### Task to complete
Copy out the lines that have "status" in them.

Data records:
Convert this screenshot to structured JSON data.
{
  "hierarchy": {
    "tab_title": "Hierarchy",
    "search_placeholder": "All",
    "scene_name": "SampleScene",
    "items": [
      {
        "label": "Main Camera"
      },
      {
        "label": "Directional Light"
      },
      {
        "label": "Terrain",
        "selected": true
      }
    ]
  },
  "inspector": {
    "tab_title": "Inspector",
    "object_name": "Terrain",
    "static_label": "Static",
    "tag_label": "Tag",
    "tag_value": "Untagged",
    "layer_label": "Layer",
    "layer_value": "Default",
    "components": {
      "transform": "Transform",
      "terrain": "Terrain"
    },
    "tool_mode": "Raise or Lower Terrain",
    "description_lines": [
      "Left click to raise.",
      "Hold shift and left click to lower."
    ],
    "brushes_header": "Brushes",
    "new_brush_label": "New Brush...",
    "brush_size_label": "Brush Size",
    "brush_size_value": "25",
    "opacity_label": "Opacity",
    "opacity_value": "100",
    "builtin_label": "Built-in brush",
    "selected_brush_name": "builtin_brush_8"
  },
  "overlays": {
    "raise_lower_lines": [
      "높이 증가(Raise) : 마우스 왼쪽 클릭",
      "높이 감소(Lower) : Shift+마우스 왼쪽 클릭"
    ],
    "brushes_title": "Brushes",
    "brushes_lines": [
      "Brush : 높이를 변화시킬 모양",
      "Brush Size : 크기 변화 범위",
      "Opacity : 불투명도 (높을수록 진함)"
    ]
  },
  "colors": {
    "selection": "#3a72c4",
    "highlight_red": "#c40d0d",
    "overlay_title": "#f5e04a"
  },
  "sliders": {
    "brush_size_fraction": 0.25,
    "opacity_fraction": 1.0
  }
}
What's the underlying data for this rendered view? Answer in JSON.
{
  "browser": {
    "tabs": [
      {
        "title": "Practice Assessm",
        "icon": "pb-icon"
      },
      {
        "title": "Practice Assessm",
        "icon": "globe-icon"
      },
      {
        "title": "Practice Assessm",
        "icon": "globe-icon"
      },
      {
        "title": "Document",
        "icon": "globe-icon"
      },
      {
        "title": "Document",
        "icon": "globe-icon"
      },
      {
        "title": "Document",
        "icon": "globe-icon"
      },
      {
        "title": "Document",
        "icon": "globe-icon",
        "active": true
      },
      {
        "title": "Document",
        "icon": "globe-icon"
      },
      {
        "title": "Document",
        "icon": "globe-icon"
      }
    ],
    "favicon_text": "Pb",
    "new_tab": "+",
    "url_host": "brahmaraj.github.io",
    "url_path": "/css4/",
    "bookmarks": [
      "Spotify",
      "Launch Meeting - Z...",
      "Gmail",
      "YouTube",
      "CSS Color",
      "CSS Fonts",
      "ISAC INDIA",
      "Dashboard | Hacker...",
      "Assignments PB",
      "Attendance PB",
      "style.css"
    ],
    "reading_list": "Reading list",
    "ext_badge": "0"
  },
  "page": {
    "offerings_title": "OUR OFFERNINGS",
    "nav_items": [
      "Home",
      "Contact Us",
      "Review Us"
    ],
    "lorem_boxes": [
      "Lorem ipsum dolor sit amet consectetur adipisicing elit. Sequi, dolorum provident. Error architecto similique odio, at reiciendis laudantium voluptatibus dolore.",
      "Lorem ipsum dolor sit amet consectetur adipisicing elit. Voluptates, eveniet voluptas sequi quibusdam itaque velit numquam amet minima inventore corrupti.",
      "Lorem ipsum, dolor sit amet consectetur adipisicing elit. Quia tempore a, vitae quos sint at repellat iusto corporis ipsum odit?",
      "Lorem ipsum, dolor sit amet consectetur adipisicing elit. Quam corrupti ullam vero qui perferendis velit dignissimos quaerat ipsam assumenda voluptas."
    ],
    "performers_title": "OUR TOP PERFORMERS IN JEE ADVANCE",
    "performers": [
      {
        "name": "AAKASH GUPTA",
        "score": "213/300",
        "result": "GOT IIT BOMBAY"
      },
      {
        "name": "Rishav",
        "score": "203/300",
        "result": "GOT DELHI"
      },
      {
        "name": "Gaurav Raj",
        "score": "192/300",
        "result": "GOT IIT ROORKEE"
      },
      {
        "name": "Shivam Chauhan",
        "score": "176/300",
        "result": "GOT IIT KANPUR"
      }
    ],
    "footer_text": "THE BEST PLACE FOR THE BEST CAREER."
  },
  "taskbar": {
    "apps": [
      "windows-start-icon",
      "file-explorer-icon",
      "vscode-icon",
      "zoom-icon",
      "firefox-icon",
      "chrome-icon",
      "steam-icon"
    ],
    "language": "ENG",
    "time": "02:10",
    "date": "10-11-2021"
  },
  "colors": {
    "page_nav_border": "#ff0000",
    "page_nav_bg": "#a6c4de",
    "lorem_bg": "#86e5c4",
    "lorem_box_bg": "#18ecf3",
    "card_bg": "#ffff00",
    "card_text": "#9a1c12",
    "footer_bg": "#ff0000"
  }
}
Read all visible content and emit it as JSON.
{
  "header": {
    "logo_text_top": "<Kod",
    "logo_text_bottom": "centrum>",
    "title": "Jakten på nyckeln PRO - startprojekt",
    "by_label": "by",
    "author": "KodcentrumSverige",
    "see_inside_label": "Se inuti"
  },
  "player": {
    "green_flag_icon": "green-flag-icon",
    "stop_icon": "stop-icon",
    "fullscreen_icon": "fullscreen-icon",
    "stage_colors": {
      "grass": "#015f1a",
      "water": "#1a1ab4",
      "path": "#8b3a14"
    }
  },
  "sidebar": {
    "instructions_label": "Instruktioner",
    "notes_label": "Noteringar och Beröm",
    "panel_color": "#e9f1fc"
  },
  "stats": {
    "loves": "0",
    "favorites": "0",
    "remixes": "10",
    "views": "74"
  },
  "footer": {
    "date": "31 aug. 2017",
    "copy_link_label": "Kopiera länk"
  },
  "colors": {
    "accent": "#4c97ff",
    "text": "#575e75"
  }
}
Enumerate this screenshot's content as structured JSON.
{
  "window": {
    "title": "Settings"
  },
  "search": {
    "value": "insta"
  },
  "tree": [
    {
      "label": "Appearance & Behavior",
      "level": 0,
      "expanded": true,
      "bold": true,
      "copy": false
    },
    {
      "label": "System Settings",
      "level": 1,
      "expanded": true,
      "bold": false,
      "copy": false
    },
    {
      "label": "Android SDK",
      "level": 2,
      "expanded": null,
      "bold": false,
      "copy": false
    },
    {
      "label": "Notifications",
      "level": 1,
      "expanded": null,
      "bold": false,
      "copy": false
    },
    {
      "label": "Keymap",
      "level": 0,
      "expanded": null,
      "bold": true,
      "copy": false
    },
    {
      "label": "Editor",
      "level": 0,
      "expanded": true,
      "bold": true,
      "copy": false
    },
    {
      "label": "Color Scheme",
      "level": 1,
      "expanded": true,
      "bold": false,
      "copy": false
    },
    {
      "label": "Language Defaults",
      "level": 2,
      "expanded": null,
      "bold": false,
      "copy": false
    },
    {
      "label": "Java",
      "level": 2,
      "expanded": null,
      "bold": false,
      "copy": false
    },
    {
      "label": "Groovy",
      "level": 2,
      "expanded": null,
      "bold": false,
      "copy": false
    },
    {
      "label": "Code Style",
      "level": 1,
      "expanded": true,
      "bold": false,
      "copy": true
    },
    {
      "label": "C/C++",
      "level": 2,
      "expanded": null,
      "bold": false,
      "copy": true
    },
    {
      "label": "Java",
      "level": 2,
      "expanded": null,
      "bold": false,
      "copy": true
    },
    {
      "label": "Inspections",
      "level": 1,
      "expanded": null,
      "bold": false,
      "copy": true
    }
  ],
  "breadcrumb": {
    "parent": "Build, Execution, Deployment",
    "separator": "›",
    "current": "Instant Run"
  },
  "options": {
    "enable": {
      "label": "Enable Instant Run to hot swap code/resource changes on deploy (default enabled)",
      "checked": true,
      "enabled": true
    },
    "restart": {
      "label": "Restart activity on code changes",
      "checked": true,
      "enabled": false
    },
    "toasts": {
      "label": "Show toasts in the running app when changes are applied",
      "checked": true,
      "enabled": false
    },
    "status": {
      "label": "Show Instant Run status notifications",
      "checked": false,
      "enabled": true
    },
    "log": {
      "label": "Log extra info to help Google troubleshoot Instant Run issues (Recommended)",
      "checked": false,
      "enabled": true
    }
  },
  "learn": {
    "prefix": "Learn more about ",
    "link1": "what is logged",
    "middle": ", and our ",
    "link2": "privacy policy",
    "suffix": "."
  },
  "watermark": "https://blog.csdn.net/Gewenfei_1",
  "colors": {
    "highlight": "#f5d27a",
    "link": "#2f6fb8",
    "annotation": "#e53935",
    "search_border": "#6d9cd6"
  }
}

### Response to this task
    "status": {
      "label": "Show Instant Run status notifications",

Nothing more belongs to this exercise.